## BEGIN Supplied material
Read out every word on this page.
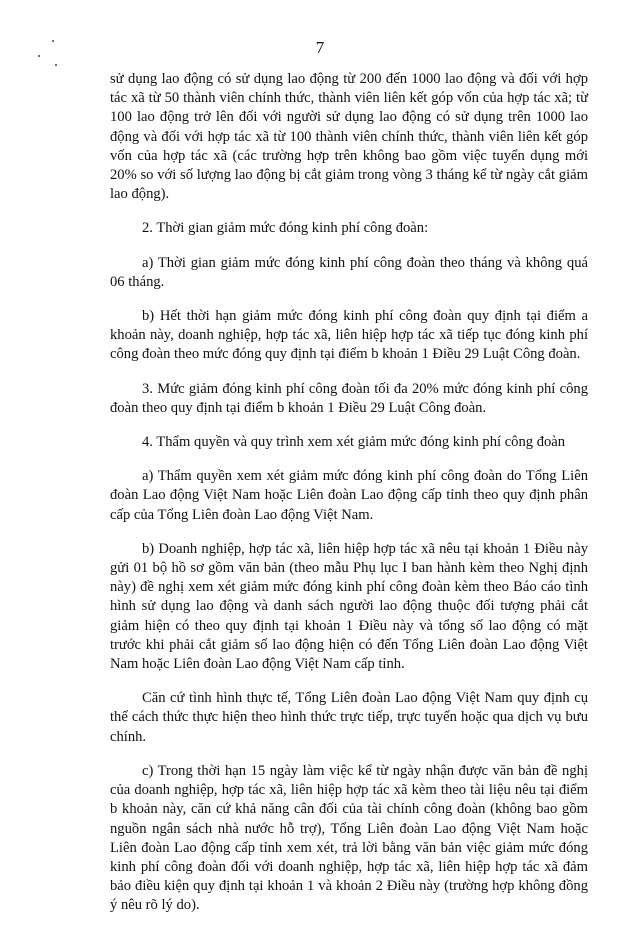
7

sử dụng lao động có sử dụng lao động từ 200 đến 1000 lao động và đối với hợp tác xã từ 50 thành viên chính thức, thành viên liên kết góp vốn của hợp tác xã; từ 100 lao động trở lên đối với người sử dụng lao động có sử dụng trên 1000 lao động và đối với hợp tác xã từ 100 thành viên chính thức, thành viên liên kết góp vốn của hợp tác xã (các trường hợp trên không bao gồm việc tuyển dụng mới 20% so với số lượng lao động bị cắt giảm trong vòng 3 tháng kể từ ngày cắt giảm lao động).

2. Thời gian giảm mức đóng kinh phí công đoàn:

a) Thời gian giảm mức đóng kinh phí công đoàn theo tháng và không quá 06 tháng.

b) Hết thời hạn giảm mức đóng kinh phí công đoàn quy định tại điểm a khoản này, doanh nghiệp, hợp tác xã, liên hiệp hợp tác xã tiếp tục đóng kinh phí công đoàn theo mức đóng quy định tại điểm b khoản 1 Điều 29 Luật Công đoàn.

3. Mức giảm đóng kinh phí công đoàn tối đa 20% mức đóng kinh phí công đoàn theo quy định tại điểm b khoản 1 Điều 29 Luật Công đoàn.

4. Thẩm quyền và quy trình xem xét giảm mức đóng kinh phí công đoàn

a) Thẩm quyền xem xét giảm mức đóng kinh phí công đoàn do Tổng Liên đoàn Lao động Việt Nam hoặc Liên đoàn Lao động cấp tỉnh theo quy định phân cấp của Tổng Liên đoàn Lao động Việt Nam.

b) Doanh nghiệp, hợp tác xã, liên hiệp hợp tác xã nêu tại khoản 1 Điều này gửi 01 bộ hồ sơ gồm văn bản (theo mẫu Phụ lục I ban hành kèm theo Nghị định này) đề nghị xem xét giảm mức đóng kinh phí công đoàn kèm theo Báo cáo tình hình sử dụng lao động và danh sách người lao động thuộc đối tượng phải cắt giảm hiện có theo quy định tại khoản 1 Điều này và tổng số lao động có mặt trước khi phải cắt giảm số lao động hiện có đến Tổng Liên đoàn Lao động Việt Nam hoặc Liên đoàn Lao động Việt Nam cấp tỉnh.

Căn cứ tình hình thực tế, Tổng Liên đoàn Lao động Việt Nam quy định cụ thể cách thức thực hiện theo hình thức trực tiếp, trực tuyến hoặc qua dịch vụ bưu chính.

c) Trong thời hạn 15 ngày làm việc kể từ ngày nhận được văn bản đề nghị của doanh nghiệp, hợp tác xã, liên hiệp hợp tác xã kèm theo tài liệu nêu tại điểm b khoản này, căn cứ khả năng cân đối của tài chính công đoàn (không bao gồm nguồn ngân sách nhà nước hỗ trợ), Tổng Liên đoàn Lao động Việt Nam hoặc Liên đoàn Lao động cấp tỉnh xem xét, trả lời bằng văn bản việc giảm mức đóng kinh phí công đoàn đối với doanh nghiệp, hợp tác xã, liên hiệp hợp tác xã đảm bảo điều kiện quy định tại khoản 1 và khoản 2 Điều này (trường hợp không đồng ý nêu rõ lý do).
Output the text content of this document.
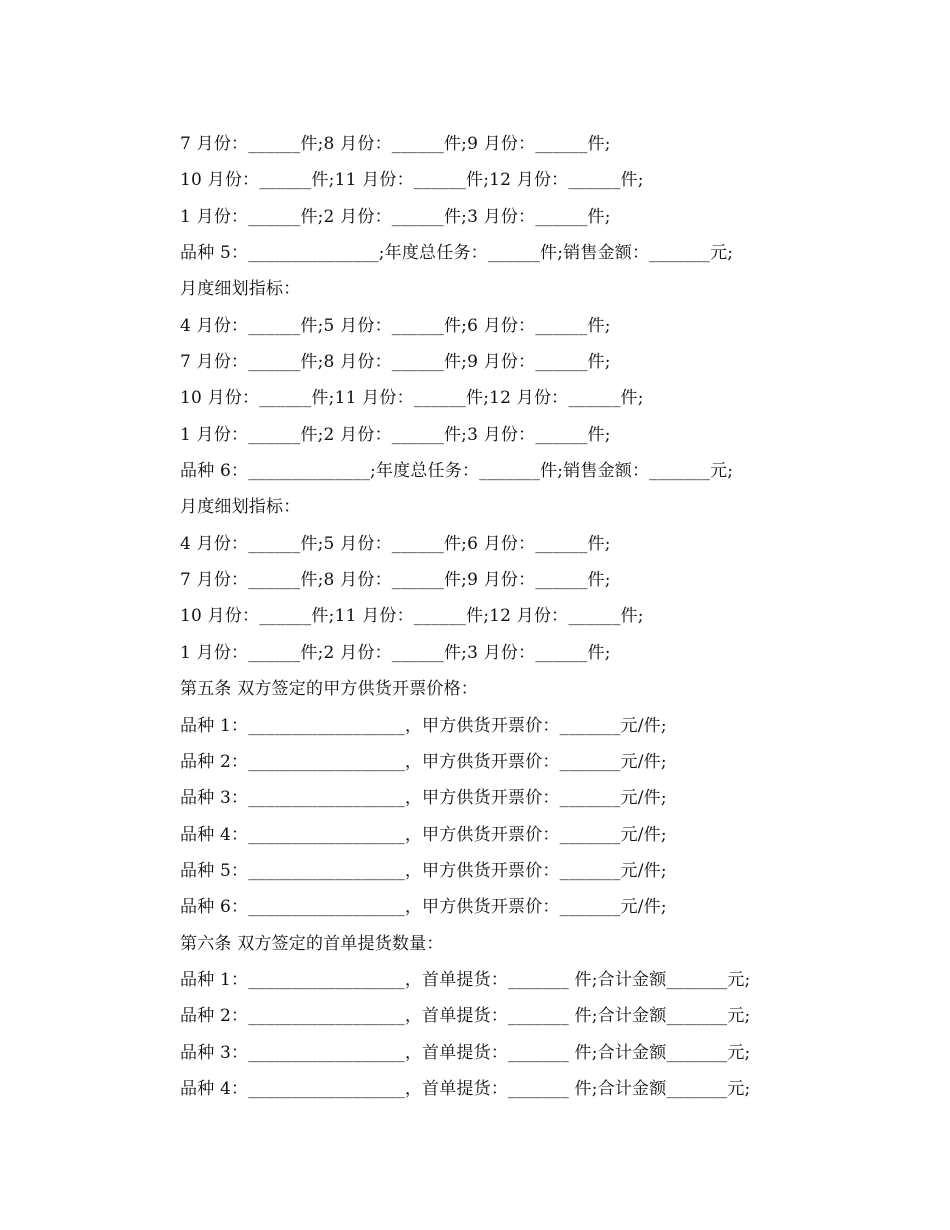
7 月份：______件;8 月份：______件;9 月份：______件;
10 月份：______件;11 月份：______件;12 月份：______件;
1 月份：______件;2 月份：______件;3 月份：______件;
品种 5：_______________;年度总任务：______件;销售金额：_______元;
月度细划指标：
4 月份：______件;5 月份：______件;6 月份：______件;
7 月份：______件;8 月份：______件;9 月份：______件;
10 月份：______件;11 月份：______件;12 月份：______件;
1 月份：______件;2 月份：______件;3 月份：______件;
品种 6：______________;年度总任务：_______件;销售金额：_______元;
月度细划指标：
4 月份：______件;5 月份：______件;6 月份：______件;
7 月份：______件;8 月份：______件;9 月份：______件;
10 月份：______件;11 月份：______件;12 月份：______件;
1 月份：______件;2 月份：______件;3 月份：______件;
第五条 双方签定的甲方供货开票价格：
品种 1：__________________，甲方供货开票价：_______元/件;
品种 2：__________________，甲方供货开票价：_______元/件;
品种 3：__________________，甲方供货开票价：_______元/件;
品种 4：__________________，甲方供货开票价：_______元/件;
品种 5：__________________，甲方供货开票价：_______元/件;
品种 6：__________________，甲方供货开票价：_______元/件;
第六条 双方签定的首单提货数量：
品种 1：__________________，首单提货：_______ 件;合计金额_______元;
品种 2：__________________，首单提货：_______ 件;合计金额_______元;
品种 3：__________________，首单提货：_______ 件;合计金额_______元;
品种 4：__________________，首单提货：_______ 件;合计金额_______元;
## END Supplied material
* **Task requirements**:
Write every entry out again exactly, dropping the pictures.

* **Solution to this problem**:
Read out every word on this page.
7

sử dụng lao động có sử dụng lao động từ 200 đến 1000 lao động và đối với hợp tác xã từ 50 thành viên chính thức, thành viên liên kết góp vốn của hợp tác xã; từ 100 lao động trở lên đối với người sử dụng lao động có sử dụng trên 1000 lao động và đối với hợp tác xã từ 100 thành viên chính thức, thành viên liên kết góp vốn của hợp tác xã (các trường hợp trên không bao gồm việc tuyển dụng mới 20% so với số lượng lao động bị cắt giảm trong vòng 3 tháng kể từ ngày cắt giảm lao động).

2. Thời gian giảm mức đóng kinh phí công đoàn:

a) Thời gian giảm mức đóng kinh phí công đoàn theo tháng và không quá 06 tháng.

b) Hết thời hạn giảm mức đóng kinh phí công đoàn quy định tại điểm a khoản này, doanh nghiệp, hợp tác xã, liên hiệp hợp tác xã tiếp tục đóng kinh phí công đoàn theo mức đóng quy định tại điểm b khoản 1 Điều 29 Luật Công đoàn.

3. Mức giảm đóng kinh phí công đoàn tối đa 20% mức đóng kinh phí công đoàn theo quy định tại điểm b khoản 1 Điều 29 Luật Công đoàn.

4. Thẩm quyền và quy trình xem xét giảm mức đóng kinh phí công đoàn

a) Thẩm quyền xem xét giảm mức đóng kinh phí công đoàn do Tổng Liên đoàn Lao động Việt Nam hoặc Liên đoàn Lao động cấp tỉnh theo quy định phân cấp của Tổng Liên đoàn Lao động Việt Nam.

b) Doanh nghiệp, hợp tác xã, liên hiệp hợp tác xã nêu tại khoản 1 Điều này gửi 01 bộ hồ sơ gồm văn bản (theo mẫu Phụ lục I ban hành kèm theo Nghị định này) đề nghị xem xét giảm mức đóng kinh phí công đoàn kèm theo Báo cáo tình hình sử dụng lao động và danh sách người lao động thuộc đối tượng phải cắt giảm hiện có theo quy định tại khoản 1 Điều này và tổng số lao động có mặt trước khi phải cắt giảm số lao động hiện có đến Tổng Liên đoàn Lao động Việt Nam hoặc Liên đoàn Lao động Việt Nam cấp tỉnh.

Căn cứ tình hình thực tế, Tổng Liên đoàn Lao động Việt Nam quy định cụ thể cách thức thực hiện theo hình thức trực tiếp, trực tuyến hoặc qua dịch vụ bưu chính.

c) Trong thời hạn 15 ngày làm việc kể từ ngày nhận được văn bản đề nghị của doanh nghiệp, hợp tác xã, liên hiệp hợp tác xã kèm theo tài liệu nêu tại điểm b khoản này, căn cứ khả năng cân đối của tài chính công đoàn (không bao gồm nguồn ngân sách nhà nước hỗ trợ), Tổng Liên đoàn Lao động Việt Nam hoặc Liên đoàn Lao động cấp tỉnh xem xét, trả lời bằng văn bản việc giảm mức đóng kinh phí công đoàn đối với doanh nghiệp, hợp tác xã, liên hiệp hợp tác xã đảm bảo điều kiện quy định tại khoản 1 và khoản 2 Điều này (trường hợp không đồng ý nêu rõ lý do).
Output the text content of this document.
7 月份：______件;8 月份：______件;9 月份：______件;
10 月份：______件;11 月份：______件;12 月份：______件;
1 月份：______件;2 月份：______件;3 月份：______件;
品种 5：_______________;年度总任务：______件;销售金额：_______元;
月度细划指标：
4 月份：______件;5 月份：______件;6 月份：______件;
7 月份：______件;8 月份：______件;9 月份：______件;
10 月份：______件;11 月份：______件;12 月份：______件;
1 月份：______件;2 月份：______件;3 月份：______件;
品种 6：______________;年度总任务：_______件;销售金额：_______元;
月度细划指标：
4 月份：______件;5 月份：______件;6 月份：______件;
7 月份：______件;8 月份：______件;9 月份：______件;
10 月份：______件;11 月份：______件;12 月份：______件;
1 月份：______件;2 月份：______件;3 月份：______件;
第五条 双方签定的甲方供货开票价格：
品种 1：__________________，甲方供货开票价：_______元/件;
品种 2：__________________，甲方供货开票价：_______元/件;
品种 3：__________________，甲方供货开票价：_______元/件;
品种 4：__________________，甲方供货开票价：_______元/件;
品种 5：__________________，甲方供货开票价：_______元/件;
品种 6：__________________，甲方供货开票价：_______元/件;
第六条 双方签定的首单提货数量：
品种 1：__________________，首单提货：_______ 件;合计金额_______元;
品种 2：__________________，首单提货：_______ 件;合计金额_______元;
品种 3：__________________，首单提货：_______ 件;合计金额_______元;
品种 4：__________________，首单提货：_______ 件;合计金额_______元;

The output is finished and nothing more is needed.